● EXTRACT TO READ:
Seeking Additional Information Regarding Transferring Into Vanderbilt

So, I applied early decision to my dream school: Vanderbilt University. It was my dream university for as long as I could remember. I would definitely say I have an unhealthy obsession with Vandy. I live in Southern California, and I have visited the campus three times. With each visit, I fell in love with the campus more and more each day. Over the past four years, I spent hours and hours on end researching Vanderbilt and Commodore Cornelius Vanderbilt, along with his family and his grandson George Washington Vanderbilt who spent the family fortune to build America’s largest estate.

I was so anxious to get my response back. I even wore my Vanderbilt sweatshirt and brought my pennant to my computer when I opened my portal in hopes that it would be an acceptance. As soon as I opened that portal, to my disappointment, it was a denial of admissions. I sat there in shock, wondering if it was a mistake for nearly an hour. I wondered what I did wrong. Was it because I did not want to not take certain classes such as Physics? I wondered if it was because of what I did was not enough, as my school does not offer AP classes or have an IB program. After the shock wore off, I realized that there were just too many qualified applicants for such few spots. In past years, per every accepted candidate, 9 who are similar to that applicant is turned down. Now, it was more about luck than anything.

● DATASET CONTENT:
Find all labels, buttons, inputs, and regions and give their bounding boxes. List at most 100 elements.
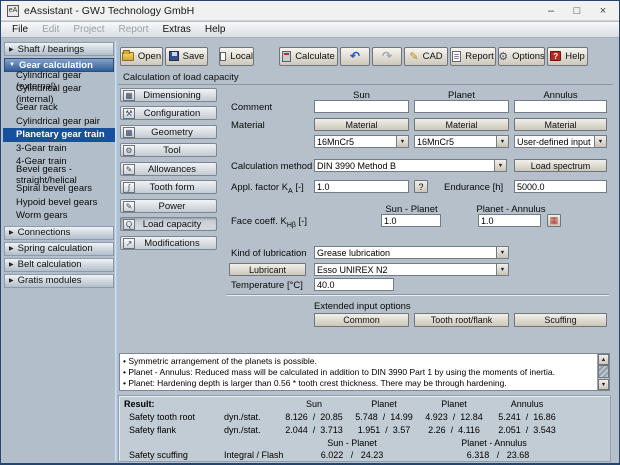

● BRIEF: Extend the post above about the Vanderbilt early-decision denial, starting right after its final sentence.

● EXERCISE OUTPUT:
So, here I am now. I am curious as to what exactly the transfer process is like. I was told that I should try transferring into Vanderbilt, but I am unsure about that. I know that the transfer rate is pretty high compared to other highly selective universities, but I do not know if this is something I should really pursue. I am not a good test-taker, and I know that you have to submit test scores along with your application. I was told by my admissions counselor that the transfer class typically consists of 220 students—give or take—who are all applying either from the United States or internationally. She also mentioned that Vandy fondly looks upon applicants who applied previously, and the majority of transfer students did not receive admission the first time around. So, if anyone could give me any insight about it, that would be great. I have a lot of options right now, and I want to be certain I choose the right path.

Vanderbilt recently accepted one quarter of the female applicants who applied for transfer, so in this sense it seems it would become more accessible to you in the future.

The above noted, Vanderbilt appears to emphasize test scores as a criterion for admission. For this reason, it may never have been the ideal destination you imagined it to be, in that its priorities do not seem to align with your particular attributes as an applicant.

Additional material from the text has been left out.